==== Data for the task

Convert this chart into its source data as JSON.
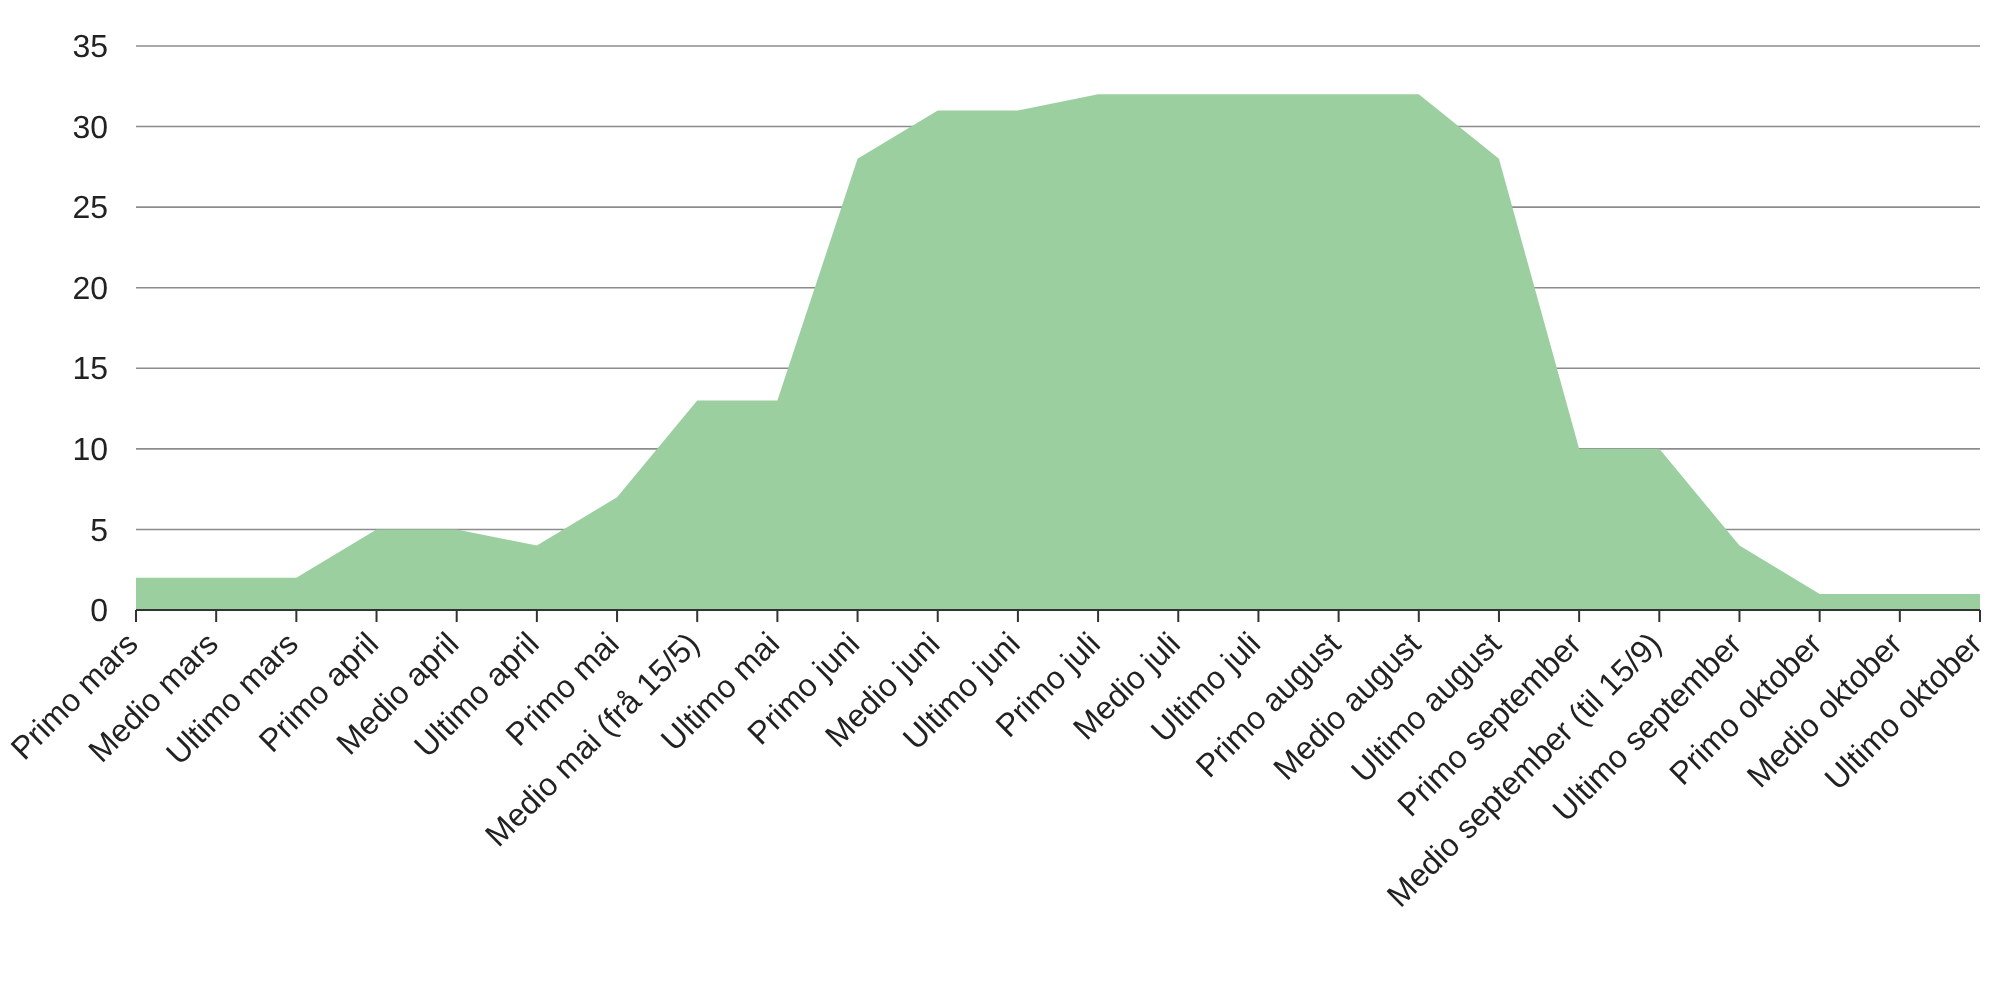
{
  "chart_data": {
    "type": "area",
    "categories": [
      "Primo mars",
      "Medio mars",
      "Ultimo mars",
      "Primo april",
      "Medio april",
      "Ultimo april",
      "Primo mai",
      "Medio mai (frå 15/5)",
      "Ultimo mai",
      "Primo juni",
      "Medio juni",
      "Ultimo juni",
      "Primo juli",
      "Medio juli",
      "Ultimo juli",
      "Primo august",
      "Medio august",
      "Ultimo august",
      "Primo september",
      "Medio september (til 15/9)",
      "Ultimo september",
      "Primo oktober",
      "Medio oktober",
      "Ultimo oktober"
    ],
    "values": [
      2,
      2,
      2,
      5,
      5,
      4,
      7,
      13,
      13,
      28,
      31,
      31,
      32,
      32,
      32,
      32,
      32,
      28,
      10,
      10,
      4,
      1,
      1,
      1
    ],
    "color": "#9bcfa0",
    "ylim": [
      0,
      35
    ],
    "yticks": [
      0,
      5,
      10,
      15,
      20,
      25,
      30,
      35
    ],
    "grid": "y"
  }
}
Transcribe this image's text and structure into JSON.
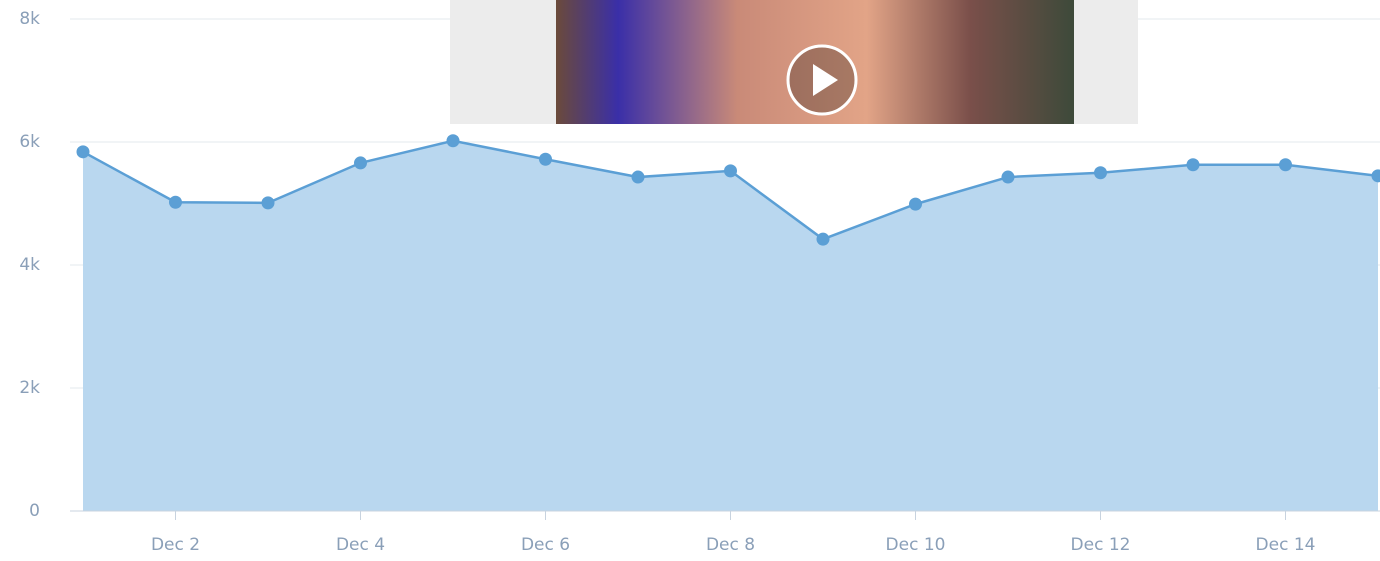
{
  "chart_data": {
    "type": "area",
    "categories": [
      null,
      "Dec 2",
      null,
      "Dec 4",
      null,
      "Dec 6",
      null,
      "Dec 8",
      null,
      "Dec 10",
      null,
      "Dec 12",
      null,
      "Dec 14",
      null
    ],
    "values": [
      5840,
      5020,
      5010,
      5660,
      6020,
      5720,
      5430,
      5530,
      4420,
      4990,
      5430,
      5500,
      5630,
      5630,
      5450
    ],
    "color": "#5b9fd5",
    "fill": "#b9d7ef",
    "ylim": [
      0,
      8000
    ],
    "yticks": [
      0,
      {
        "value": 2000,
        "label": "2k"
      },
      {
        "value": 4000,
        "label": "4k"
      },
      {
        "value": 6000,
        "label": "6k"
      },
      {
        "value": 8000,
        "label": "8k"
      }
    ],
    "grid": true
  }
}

========

What you need to do:
Copy every line of the listing that contains the word "Medio".

Solution:
      "Medio mars",
      "Medio april",
      "Medio mai (frå 15/5)",
      "Medio juni",
      "Medio juli",
      "Medio august",
      "Medio september (til 15/9)",
      "Medio oktober",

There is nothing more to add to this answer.